§ Stored data:

***

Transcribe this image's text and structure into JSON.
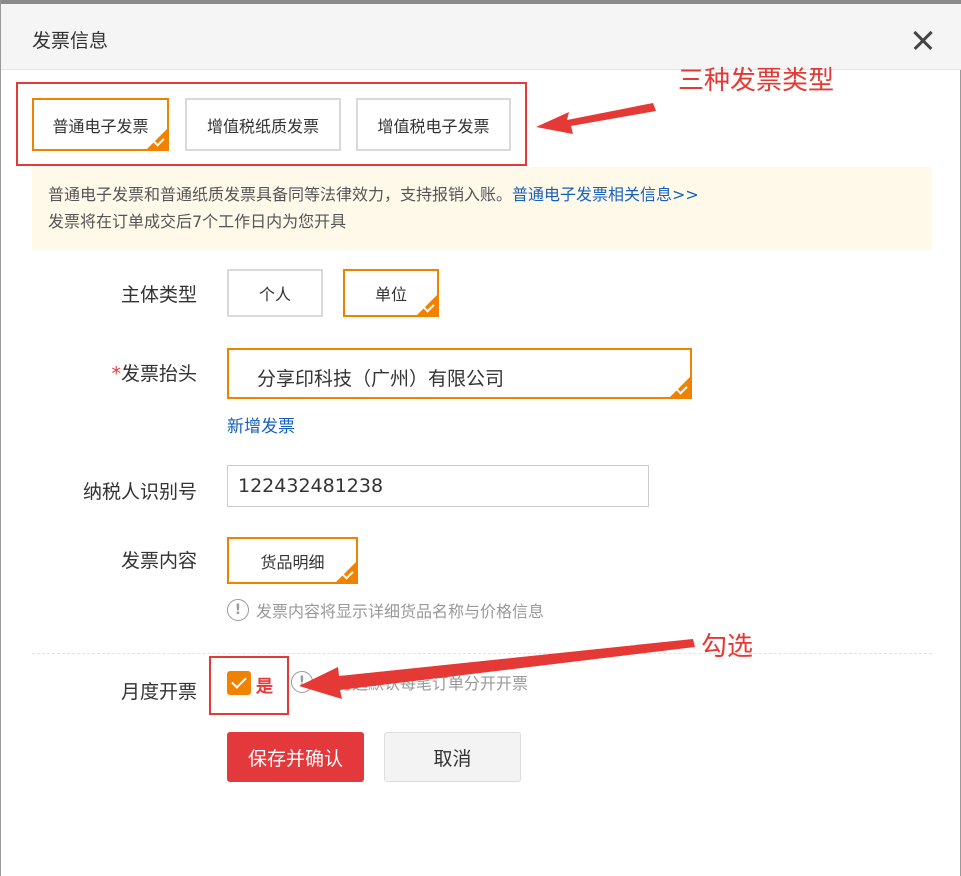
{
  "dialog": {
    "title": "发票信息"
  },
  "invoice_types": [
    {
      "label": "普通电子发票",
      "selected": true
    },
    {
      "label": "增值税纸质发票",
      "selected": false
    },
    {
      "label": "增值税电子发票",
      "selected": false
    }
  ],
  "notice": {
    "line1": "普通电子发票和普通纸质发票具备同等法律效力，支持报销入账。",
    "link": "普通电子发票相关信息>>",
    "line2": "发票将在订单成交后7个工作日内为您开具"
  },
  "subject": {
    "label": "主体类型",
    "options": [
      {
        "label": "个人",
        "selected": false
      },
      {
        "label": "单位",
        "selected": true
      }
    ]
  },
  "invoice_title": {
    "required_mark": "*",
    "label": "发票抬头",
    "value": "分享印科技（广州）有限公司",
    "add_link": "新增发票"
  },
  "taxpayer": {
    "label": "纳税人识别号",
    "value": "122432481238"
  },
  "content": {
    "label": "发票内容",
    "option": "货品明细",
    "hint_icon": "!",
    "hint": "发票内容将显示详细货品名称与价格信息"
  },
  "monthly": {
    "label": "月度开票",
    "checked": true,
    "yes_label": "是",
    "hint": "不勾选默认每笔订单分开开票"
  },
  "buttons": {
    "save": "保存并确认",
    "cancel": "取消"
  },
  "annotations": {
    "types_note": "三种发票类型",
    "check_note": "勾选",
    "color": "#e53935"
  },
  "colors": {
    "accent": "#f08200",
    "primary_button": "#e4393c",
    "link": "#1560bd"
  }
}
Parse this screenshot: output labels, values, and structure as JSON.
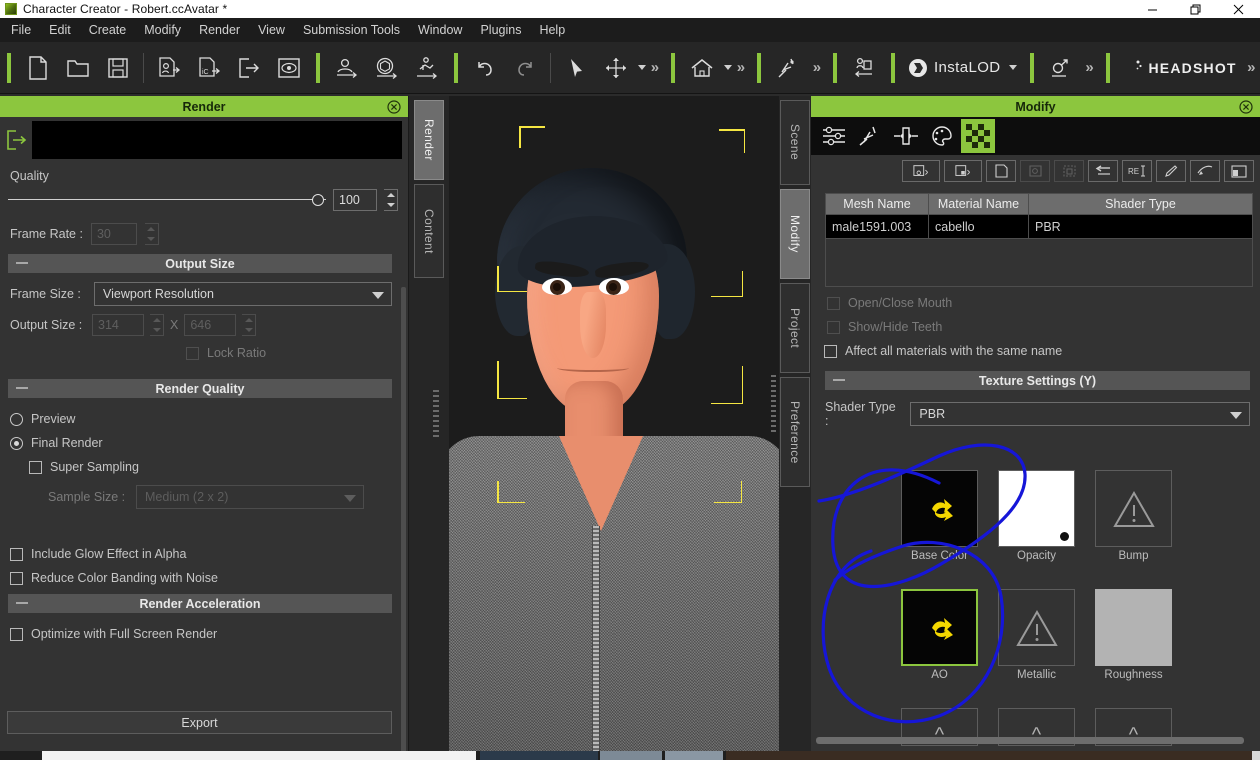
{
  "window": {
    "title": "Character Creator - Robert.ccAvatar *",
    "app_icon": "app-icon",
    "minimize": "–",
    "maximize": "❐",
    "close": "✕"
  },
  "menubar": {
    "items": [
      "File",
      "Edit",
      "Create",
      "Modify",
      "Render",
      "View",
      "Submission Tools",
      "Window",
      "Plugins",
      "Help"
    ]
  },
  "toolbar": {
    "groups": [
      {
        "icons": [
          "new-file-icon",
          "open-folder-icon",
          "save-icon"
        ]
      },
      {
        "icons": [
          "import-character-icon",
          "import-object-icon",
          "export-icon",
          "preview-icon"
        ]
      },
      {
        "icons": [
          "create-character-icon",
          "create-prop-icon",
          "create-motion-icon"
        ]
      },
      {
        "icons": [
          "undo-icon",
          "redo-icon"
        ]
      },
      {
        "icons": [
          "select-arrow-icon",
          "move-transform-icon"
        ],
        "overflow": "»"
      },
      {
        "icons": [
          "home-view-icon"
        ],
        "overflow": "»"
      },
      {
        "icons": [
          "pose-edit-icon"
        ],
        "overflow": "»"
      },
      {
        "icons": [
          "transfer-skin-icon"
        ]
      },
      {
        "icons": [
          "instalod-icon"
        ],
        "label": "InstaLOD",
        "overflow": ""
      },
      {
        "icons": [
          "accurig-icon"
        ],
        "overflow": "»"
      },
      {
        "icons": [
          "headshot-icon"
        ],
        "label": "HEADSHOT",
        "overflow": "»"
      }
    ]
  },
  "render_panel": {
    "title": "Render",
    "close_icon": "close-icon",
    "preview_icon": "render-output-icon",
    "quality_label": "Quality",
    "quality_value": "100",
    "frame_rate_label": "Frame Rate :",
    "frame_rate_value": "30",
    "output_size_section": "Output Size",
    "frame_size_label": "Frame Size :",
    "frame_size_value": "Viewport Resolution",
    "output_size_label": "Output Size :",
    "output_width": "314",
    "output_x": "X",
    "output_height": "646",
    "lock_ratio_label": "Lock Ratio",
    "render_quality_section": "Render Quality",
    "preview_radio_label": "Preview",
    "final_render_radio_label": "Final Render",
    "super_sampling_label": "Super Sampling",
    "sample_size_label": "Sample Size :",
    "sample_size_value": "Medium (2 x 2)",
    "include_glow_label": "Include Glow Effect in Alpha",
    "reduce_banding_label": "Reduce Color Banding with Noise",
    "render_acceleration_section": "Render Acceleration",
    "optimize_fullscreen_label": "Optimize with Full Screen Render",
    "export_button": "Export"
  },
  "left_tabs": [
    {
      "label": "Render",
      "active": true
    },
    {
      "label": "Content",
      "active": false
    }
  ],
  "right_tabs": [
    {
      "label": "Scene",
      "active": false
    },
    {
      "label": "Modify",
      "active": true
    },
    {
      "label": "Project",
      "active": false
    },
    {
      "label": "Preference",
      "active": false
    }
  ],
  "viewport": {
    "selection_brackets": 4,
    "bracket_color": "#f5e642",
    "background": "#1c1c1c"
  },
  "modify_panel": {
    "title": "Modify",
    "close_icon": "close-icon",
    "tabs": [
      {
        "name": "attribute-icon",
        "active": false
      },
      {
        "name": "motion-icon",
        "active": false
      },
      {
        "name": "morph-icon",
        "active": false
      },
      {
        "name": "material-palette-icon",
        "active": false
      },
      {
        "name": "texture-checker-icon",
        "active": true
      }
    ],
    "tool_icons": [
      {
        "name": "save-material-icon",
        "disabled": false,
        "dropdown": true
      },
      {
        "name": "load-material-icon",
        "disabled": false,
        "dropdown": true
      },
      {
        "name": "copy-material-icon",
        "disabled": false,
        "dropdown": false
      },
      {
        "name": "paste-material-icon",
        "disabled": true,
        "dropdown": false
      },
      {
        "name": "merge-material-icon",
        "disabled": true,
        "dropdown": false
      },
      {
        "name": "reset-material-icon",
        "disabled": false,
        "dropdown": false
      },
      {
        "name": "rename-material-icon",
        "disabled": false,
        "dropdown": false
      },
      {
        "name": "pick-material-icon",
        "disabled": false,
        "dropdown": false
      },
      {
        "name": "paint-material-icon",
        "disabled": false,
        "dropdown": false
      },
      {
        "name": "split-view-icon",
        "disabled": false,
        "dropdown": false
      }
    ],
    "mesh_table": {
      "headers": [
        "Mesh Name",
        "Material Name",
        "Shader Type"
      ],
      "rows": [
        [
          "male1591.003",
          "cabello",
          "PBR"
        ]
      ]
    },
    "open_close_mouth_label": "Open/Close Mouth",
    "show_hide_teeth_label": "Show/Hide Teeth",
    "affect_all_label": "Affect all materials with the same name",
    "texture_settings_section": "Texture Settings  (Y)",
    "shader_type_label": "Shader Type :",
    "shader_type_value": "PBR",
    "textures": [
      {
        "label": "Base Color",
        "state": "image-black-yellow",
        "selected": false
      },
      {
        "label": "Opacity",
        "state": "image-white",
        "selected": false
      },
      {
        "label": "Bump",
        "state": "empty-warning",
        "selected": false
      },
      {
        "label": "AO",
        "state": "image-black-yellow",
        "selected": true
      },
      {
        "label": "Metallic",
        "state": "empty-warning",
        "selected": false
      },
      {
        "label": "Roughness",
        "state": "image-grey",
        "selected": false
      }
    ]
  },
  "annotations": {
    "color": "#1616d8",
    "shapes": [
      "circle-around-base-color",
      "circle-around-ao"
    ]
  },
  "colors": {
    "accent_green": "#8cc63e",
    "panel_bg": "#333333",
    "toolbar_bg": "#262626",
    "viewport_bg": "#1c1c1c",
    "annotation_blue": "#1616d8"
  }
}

***

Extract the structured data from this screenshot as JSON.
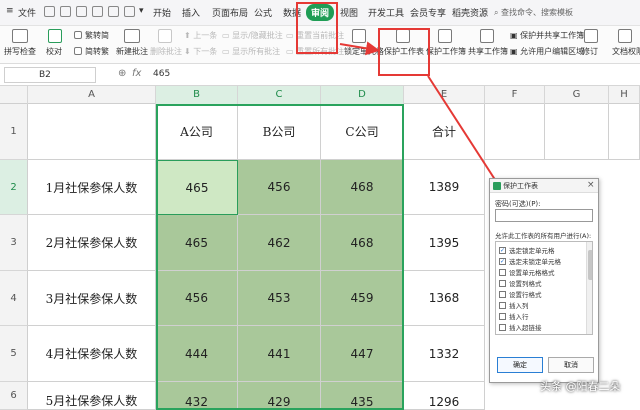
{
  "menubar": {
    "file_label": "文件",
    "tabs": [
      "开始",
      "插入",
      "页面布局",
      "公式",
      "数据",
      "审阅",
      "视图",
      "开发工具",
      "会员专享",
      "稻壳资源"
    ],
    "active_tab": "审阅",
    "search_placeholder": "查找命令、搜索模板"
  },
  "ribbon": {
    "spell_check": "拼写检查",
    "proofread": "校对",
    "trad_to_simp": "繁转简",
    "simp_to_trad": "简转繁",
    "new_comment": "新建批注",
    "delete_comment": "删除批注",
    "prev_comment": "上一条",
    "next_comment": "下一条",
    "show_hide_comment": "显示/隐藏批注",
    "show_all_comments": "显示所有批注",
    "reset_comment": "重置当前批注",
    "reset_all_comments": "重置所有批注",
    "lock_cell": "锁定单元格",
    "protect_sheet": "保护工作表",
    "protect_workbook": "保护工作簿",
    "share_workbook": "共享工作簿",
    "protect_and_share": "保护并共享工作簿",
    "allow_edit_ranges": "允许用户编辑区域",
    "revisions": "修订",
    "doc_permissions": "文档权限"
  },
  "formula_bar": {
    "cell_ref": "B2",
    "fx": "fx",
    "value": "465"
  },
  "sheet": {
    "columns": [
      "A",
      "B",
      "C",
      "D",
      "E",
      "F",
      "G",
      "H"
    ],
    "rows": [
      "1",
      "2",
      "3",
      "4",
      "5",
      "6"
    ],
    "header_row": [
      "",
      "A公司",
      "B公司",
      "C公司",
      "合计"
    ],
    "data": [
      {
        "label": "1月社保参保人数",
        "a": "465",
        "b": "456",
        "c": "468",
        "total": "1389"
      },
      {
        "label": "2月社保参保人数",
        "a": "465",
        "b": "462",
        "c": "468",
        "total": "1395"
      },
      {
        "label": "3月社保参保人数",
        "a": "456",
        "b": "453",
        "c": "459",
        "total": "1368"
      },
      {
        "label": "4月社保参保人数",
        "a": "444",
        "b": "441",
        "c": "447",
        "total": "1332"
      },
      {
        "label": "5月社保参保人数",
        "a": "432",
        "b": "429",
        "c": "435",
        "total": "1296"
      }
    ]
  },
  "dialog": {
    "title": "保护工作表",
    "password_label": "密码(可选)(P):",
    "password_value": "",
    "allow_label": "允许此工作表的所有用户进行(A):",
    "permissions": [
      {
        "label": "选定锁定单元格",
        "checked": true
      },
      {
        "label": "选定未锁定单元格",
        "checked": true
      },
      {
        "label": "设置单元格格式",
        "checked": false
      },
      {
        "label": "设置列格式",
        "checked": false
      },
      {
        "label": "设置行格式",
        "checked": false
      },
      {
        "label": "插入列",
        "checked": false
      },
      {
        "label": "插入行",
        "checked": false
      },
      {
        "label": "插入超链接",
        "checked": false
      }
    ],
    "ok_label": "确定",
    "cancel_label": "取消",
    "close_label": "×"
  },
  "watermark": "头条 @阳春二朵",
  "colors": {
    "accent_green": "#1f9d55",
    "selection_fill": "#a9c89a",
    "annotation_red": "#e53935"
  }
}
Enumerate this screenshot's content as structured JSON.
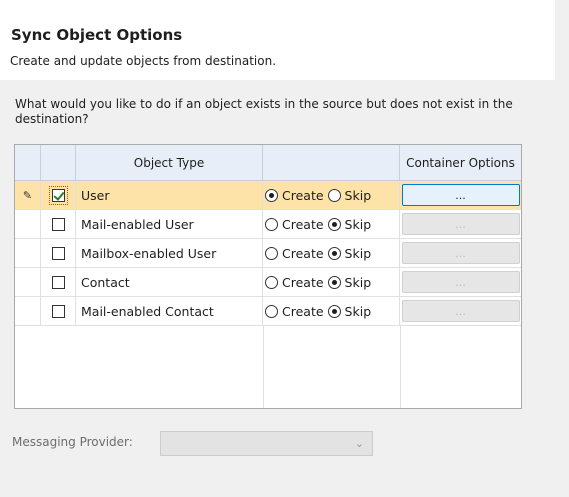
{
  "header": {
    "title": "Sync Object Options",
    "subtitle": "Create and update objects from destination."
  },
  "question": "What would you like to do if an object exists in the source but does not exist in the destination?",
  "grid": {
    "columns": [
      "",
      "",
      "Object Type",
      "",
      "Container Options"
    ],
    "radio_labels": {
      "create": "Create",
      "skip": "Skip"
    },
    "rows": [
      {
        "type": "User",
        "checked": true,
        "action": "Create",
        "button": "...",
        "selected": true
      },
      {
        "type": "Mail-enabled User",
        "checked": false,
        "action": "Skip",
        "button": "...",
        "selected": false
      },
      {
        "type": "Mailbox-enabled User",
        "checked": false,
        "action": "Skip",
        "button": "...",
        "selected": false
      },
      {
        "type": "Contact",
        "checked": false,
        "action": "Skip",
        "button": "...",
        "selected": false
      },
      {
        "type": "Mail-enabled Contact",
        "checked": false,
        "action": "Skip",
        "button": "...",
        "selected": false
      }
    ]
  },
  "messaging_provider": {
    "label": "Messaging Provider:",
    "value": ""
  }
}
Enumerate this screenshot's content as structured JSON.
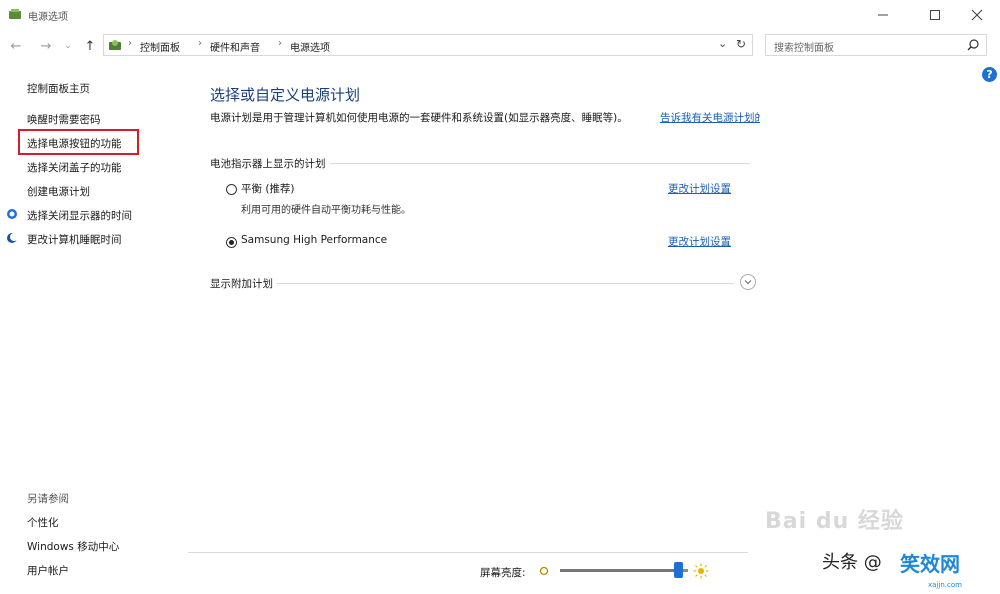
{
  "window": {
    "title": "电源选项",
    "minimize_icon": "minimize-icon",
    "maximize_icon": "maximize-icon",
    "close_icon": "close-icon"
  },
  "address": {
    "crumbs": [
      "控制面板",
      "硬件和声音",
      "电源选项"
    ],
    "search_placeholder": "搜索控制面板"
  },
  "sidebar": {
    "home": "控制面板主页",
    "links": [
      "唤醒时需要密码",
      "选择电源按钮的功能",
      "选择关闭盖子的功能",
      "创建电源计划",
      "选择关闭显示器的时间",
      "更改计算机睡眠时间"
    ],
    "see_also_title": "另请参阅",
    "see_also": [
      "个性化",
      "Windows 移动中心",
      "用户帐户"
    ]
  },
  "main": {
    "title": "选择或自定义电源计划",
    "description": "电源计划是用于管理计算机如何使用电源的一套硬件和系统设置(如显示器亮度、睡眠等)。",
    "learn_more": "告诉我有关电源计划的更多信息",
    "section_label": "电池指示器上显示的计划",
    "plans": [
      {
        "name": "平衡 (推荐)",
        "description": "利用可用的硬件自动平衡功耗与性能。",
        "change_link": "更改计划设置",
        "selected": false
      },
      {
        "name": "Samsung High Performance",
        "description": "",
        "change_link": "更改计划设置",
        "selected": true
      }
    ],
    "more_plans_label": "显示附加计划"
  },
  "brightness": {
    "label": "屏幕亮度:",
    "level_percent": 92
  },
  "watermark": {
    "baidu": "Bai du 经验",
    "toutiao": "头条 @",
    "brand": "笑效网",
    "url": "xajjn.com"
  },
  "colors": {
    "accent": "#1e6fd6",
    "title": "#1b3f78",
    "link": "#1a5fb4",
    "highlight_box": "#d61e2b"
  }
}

***

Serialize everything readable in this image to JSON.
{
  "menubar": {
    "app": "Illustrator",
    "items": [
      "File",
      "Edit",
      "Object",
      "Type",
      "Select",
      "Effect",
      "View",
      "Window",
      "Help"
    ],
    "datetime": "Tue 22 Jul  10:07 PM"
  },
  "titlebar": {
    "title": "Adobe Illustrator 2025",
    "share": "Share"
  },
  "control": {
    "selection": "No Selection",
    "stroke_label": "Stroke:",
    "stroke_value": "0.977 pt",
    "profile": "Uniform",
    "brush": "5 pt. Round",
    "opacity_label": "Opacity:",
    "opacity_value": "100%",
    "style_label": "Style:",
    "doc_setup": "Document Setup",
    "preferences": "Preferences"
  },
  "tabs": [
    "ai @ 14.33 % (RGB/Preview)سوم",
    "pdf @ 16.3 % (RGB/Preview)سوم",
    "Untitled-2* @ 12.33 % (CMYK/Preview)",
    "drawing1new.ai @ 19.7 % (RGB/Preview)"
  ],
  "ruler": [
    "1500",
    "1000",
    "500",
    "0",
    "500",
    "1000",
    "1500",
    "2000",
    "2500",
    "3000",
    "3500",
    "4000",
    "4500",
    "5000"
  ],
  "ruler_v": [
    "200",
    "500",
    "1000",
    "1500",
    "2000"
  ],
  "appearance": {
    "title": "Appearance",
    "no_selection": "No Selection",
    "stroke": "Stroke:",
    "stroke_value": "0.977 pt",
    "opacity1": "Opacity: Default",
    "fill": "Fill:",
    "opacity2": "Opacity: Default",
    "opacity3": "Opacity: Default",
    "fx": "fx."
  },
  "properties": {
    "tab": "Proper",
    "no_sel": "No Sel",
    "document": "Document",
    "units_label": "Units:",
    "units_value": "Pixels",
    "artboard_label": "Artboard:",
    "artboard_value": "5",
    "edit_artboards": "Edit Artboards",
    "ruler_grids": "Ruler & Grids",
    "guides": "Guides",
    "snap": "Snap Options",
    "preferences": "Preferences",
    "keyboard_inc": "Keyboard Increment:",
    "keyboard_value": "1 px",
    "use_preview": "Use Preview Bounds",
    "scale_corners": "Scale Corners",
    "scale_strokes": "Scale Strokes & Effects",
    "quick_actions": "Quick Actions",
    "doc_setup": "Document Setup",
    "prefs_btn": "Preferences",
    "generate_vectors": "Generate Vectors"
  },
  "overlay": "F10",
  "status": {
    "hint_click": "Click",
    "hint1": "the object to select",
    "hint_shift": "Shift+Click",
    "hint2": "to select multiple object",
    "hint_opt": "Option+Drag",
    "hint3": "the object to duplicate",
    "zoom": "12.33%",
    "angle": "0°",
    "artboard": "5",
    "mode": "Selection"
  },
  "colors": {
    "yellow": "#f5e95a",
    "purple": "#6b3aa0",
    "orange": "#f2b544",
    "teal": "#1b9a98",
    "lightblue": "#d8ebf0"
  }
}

***

§ OBJECTIVE: In the records above, how many lines hold the string "image"? Reply with only the number.

§ RESPONSE: 6